** start of STORED ROWS **

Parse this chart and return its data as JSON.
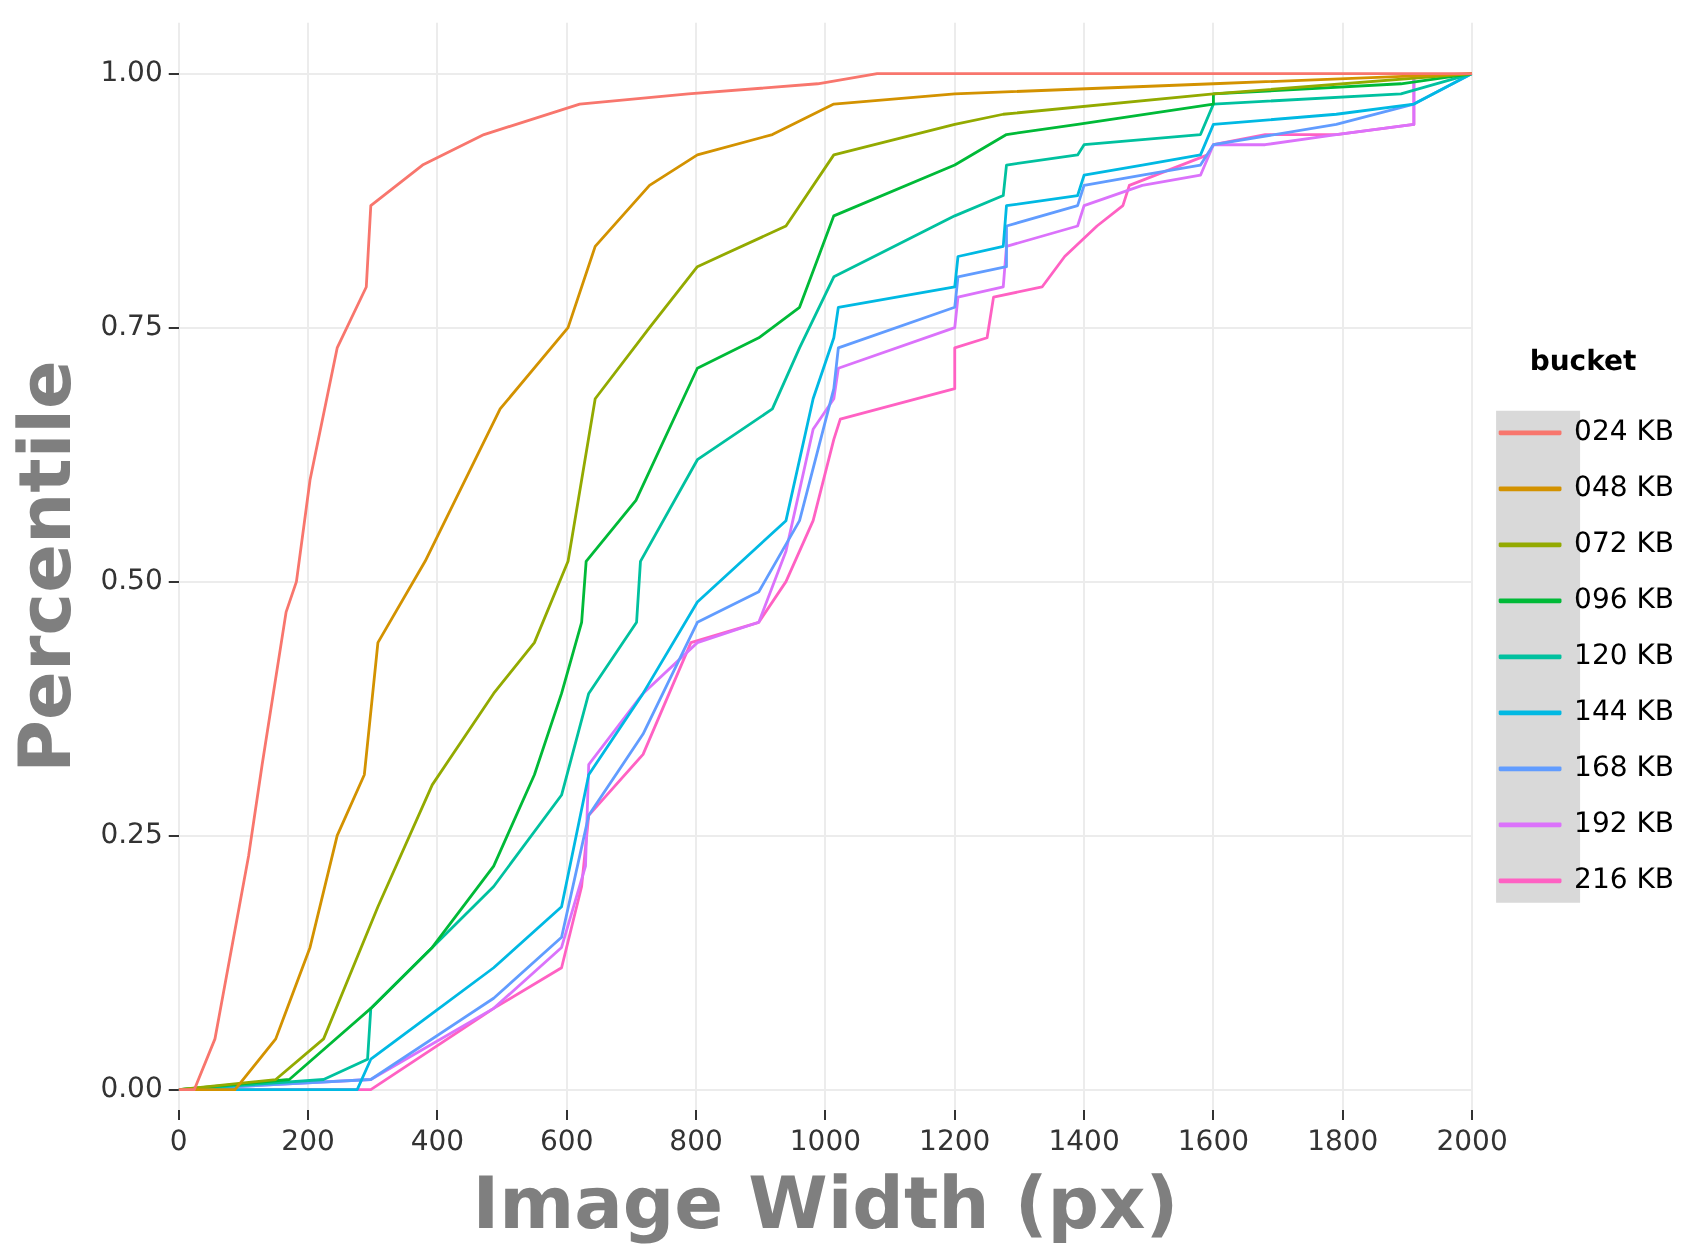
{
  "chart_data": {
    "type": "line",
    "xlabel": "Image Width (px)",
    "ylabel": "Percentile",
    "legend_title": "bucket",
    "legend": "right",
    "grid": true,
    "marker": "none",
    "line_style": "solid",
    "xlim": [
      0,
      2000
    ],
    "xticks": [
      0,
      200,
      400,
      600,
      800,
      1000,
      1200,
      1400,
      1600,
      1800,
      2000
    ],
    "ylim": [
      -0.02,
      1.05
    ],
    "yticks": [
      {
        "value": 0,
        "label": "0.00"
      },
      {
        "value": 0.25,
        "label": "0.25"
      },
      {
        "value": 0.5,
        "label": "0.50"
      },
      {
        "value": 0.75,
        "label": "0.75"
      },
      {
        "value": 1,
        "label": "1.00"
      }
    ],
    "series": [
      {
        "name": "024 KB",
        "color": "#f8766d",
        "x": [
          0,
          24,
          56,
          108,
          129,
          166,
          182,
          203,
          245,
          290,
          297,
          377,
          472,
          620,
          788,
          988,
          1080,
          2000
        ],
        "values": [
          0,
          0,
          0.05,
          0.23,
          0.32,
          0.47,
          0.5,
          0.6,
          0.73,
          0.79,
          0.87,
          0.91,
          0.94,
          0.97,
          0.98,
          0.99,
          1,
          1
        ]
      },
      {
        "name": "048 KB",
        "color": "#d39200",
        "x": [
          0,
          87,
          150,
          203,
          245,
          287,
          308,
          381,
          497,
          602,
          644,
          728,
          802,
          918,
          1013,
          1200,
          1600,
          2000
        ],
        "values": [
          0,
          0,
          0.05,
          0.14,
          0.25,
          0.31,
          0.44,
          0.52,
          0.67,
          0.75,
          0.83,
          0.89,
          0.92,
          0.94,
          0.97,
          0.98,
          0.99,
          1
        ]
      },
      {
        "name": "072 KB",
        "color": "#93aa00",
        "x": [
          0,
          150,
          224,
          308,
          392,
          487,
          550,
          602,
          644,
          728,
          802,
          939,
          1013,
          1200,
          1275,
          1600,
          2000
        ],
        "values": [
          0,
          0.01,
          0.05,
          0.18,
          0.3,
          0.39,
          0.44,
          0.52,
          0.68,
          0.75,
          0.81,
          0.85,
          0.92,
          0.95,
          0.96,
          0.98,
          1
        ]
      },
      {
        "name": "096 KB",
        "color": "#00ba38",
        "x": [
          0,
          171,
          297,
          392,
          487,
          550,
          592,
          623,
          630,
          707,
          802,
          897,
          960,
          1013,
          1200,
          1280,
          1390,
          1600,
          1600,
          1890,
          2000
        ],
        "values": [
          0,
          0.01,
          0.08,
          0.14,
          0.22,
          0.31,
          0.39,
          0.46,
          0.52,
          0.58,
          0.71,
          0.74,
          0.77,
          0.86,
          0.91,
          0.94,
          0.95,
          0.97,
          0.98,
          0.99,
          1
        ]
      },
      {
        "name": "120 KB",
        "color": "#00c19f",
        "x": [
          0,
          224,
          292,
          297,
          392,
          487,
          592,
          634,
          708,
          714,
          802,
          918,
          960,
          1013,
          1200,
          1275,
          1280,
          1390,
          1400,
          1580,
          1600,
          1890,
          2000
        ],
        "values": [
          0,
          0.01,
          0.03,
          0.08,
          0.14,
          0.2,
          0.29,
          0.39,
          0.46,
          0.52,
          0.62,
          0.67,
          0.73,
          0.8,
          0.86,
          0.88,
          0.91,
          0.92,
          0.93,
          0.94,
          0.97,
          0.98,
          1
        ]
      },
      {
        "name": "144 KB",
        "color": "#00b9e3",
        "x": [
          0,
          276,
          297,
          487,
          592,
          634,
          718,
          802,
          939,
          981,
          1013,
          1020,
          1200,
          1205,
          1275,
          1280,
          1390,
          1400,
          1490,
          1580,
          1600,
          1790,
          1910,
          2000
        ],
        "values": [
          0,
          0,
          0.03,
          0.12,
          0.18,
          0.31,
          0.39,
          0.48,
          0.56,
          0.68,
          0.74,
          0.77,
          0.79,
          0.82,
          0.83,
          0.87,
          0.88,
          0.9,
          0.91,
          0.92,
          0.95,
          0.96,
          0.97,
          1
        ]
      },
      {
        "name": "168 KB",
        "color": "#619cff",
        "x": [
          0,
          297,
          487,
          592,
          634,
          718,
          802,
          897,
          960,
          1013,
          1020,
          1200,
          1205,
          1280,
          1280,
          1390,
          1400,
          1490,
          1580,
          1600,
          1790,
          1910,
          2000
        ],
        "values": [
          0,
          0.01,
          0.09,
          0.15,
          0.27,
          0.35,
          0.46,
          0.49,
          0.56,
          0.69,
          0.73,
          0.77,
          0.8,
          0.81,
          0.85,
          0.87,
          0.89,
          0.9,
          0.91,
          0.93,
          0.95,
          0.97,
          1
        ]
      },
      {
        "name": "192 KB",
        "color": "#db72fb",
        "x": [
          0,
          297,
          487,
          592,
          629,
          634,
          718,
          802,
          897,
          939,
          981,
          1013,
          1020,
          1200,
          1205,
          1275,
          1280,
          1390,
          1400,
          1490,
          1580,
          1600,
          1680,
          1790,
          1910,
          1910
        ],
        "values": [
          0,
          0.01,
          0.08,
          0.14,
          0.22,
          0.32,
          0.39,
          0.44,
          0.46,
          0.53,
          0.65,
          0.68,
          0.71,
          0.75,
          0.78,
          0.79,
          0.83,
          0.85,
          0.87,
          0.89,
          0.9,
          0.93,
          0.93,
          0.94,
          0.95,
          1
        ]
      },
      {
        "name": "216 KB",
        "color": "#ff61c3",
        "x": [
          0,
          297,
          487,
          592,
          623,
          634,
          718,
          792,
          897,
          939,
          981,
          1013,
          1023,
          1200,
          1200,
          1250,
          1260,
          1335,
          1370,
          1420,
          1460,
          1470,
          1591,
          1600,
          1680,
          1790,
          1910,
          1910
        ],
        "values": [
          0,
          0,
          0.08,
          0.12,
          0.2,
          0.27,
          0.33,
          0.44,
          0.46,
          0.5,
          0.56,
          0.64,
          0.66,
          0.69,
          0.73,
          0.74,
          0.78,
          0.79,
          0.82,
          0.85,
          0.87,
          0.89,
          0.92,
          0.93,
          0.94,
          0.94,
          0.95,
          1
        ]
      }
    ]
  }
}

** end of STORED ROWS **

[TASK OBJECTIVE] Leave out the pictures and reproduce the rest of the listing exactly.

[RESPONSE TO THIS EXERCISE]
Parse this chart and return its data as JSON.
{
  "chart_data": {
    "type": "line",
    "xlabel": "Image Width (px)",
    "ylabel": "Percentile",
    "legend_title": "bucket",
    "legend": "right",
    "grid": true,
    "marker": "none",
    "line_style": "solid",
    "xlim": [
      0,
      2000
    ],
    "xticks": [
      0,
      200,
      400,
      600,
      800,
      1000,
      1200,
      1400,
      1600,
      1800,
      2000
    ],
    "ylim": [
      -0.02,
      1.05
    ],
    "yticks": [
      {
        "value": 0,
        "label": "0.00"
      },
      {
        "value": 0.25,
        "label": "0.25"
      },
      {
        "value": 0.5,
        "label": "0.50"
      },
      {
        "value": 0.75,
        "label": "0.75"
      },
      {
        "value": 1,
        "label": "1.00"
      }
    ],
    "series": [
      {
        "name": "024 KB",
        "color": "#f8766d",
        "x": [
          0,
          24,
          56,
          108,
          129,
          166,
          182,
          203,
          245,
          290,
          297,
          377,
          472,
          620,
          788,
          988,
          1080,
          2000
        ],
        "values": [
          0,
          0,
          0.05,
          0.23,
          0.32,
          0.47,
          0.5,
          0.6,
          0.73,
          0.79,
          0.87,
          0.91,
          0.94,
          0.97,
          0.98,
          0.99,
          1,
          1
        ]
      },
      {
        "name": "048 KB",
        "color": "#d39200",
        "x": [
          0,
          87,
          150,
          203,
          245,
          287,
          308,
          381,
          497,
          602,
          644,
          728,
          802,
          918,
          1013,
          1200,
          1600,
          2000
        ],
        "values": [
          0,
          0,
          0.05,
          0.14,
          0.25,
          0.31,
          0.44,
          0.52,
          0.67,
          0.75,
          0.83,
          0.89,
          0.92,
          0.94,
          0.97,
          0.98,
          0.99,
          1
        ]
      },
      {
        "name": "072 KB",
        "color": "#93aa00",
        "x": [
          0,
          150,
          224,
          308,
          392,
          487,
          550,
          602,
          644,
          728,
          802,
          939,
          1013,
          1200,
          1275,
          1600,
          2000
        ],
        "values": [
          0,
          0.01,
          0.05,
          0.18,
          0.3,
          0.39,
          0.44,
          0.52,
          0.68,
          0.75,
          0.81,
          0.85,
          0.92,
          0.95,
          0.96,
          0.98,
          1
        ]
      },
      {
        "name": "096 KB",
        "color": "#00ba38",
        "x": [
          0,
          171,
          297,
          392,
          487,
          550,
          592,
          623,
          630,
          707,
          802,
          897,
          960,
          1013,
          1200,
          1280,
          1390,
          1600,
          1600,
          1890,
          2000
        ],
        "values": [
          0,
          0.01,
          0.08,
          0.14,
          0.22,
          0.31,
          0.39,
          0.46,
          0.52,
          0.58,
          0.71,
          0.74,
          0.77,
          0.86,
          0.91,
          0.94,
          0.95,
          0.97,
          0.98,
          0.99,
          1
        ]
      },
      {
        "name": "120 KB",
        "color": "#00c19f",
        "x": [
          0,
          224,
          292,
          297,
          392,
          487,
          592,
          634,
          708,
          714,
          802,
          918,
          960,
          1013,
          1200,
          1275,
          1280,
          1390,
          1400,
          1580,
          1600,
          1890,
          2000
        ],
        "values": [
          0,
          0.01,
          0.03,
          0.08,
          0.14,
          0.2,
          0.29,
          0.39,
          0.46,
          0.52,
          0.62,
          0.67,
          0.73,
          0.8,
          0.86,
          0.88,
          0.91,
          0.92,
          0.93,
          0.94,
          0.97,
          0.98,
          1
        ]
      },
      {
        "name": "144 KB",
        "color": "#00b9e3",
        "x": [
          0,
          276,
          297,
          487,
          592,
          634,
          718,
          802,
          939,
          981,
          1013,
          1020,
          1200,
          1205,
          1275,
          1280,
          1390,
          1400,
          1490,
          1580,
          1600,
          1790,
          1910,
          2000
        ],
        "values": [
          0,
          0,
          0.03,
          0.12,
          0.18,
          0.31,
          0.39,
          0.48,
          0.56,
          0.68,
          0.74,
          0.77,
          0.79,
          0.82,
          0.83,
          0.87,
          0.88,
          0.9,
          0.91,
          0.92,
          0.95,
          0.96,
          0.97,
          1
        ]
      },
      {
        "name": "168 KB",
        "color": "#619cff",
        "x": [
          0,
          297,
          487,
          592,
          634,
          718,
          802,
          897,
          960,
          1013,
          1020,
          1200,
          1205,
          1280,
          1280,
          1390,
          1400,
          1490,
          1580,
          1600,
          1790,
          1910,
          2000
        ],
        "values": [
          0,
          0.01,
          0.09,
          0.15,
          0.27,
          0.35,
          0.46,
          0.49,
          0.56,
          0.69,
          0.73,
          0.77,
          0.8,
          0.81,
          0.85,
          0.87,
          0.89,
          0.9,
          0.91,
          0.93,
          0.95,
          0.97,
          1
        ]
      },
      {
        "name": "192 KB",
        "color": "#db72fb",
        "x": [
          0,
          297,
          487,
          592,
          629,
          634,
          718,
          802,
          897,
          939,
          981,
          1013,
          1020,
          1200,
          1205,
          1275,
          1280,
          1390,
          1400,
          1490,
          1580,
          1600,
          1680,
          1790,
          1910,
          1910
        ],
        "values": [
          0,
          0.01,
          0.08,
          0.14,
          0.22,
          0.32,
          0.39,
          0.44,
          0.46,
          0.53,
          0.65,
          0.68,
          0.71,
          0.75,
          0.78,
          0.79,
          0.83,
          0.85,
          0.87,
          0.89,
          0.9,
          0.93,
          0.93,
          0.94,
          0.95,
          1
        ]
      },
      {
        "name": "216 KB",
        "color": "#ff61c3",
        "x": [
          0,
          297,
          487,
          592,
          623,
          634,
          718,
          792,
          897,
          939,
          981,
          1013,
          1023,
          1200,
          1200,
          1250,
          1260,
          1335,
          1370,
          1420,
          1460,
          1470,
          1591,
          1600,
          1680,
          1790,
          1910,
          1910
        ],
        "values": [
          0,
          0,
          0.08,
          0.12,
          0.2,
          0.27,
          0.33,
          0.44,
          0.46,
          0.5,
          0.56,
          0.64,
          0.66,
          0.69,
          0.73,
          0.74,
          0.78,
          0.79,
          0.82,
          0.85,
          0.87,
          0.89,
          0.92,
          0.93,
          0.94,
          0.94,
          0.95,
          1
        ]
      }
    ]
  }
}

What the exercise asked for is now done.